* [EXERCISE OBJECTIVE] Give the lines of the listing as a JSON list of strings, one string per line, leaving out blank lines. Start with the line containing "Patent image size: (829, 307)." and end with the line containing "The screw 27 is at (192, 167).", including both and nothing outside that span.

Source records
━━━━━━━━━━

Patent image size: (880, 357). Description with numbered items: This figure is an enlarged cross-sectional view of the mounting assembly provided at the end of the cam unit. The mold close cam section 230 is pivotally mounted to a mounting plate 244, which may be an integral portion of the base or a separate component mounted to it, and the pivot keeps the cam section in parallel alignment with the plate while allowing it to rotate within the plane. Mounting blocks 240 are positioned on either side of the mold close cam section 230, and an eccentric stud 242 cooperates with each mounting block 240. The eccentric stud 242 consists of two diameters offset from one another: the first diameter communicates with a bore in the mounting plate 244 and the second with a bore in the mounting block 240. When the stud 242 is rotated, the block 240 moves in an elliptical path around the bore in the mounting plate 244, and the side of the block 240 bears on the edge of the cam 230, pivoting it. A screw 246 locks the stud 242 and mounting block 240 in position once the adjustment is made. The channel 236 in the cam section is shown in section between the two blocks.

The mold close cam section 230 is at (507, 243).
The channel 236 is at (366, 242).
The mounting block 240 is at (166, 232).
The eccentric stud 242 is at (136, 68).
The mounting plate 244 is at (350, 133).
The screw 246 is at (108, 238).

━━━━━━━━━━

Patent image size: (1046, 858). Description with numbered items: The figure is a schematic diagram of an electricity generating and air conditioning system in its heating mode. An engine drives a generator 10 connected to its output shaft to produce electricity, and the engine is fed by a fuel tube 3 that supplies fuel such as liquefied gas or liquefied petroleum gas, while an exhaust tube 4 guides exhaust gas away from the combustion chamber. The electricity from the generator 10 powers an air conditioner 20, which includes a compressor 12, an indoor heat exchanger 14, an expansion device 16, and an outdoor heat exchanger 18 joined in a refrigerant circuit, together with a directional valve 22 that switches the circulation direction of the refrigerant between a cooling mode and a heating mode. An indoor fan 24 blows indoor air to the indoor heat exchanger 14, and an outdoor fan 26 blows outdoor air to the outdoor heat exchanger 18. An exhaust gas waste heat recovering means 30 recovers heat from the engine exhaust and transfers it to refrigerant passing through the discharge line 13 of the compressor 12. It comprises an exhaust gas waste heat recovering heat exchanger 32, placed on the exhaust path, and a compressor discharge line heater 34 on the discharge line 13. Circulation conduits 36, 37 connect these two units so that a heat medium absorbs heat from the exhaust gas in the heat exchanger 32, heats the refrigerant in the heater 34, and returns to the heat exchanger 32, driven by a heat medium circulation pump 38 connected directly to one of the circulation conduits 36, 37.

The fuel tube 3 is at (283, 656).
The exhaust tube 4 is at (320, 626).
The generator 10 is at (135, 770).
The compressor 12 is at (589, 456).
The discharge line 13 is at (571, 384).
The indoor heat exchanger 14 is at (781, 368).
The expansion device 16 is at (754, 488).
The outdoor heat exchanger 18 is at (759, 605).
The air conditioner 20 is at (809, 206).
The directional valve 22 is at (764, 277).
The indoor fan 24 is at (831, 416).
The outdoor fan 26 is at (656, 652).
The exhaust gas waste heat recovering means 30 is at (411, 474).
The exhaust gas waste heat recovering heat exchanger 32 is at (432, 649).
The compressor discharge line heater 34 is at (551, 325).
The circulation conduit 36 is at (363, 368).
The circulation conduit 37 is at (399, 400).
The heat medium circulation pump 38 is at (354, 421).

━━━━━━━━━━

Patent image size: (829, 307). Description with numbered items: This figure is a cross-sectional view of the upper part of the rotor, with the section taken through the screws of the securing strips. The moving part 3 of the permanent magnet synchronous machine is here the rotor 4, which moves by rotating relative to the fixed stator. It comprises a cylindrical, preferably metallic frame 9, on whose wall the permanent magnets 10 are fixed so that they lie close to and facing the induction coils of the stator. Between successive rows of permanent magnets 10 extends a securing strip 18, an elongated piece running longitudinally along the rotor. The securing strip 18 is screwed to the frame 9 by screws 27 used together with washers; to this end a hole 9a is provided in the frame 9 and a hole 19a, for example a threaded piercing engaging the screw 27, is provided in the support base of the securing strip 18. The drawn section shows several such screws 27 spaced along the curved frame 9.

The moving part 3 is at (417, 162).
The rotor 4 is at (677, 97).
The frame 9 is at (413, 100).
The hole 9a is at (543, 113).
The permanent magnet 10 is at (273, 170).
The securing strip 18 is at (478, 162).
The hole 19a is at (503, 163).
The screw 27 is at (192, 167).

━━━━━━━━━━

* [WRITTEN RESPONSE]
[
  "Patent image size: (829, 307). Description with numbered items: This figure is a cross-sectional view of the upper part of the rotor, with the section taken through the screws of the securing strips. The moving part 3 of the permanent magnet synchronous machine is here the rotor 4, which moves by rotating relative to the fixed stator. It comprises a cylindrical, preferably metallic frame 9, on whose wall the permanent magnets 10 are fixed so that they lie close to and facing the induction coils of the stator. Between successive rows of permanent magnets 10 extends a securing strip 18, an elongated piece running longitudinally along the rotor. The securing strip 18 is screwed to the frame 9 by screws 27 used together with washers; to this end a hole 9a is provided in the frame 9 and a hole 19a, for example a threaded piercing engaging the screw 27, is provided in the support base of the securing strip 18. The drawn section shows several such screws 27 spaced along the curved frame 9.",
  "The moving part 3 is at (417, 162).",
  "The rotor 4 is at (677, 97).",
  "The frame 9 is at (413, 100).",
  "The hole 9a is at (543, 113).",
  "The permanent magnet 10 is at (273, 170).",
  "The securing strip 18 is at (478, 162).",
  "The hole 19a is at (503, 163).",
  "The screw 27 is at (192, 167)."
]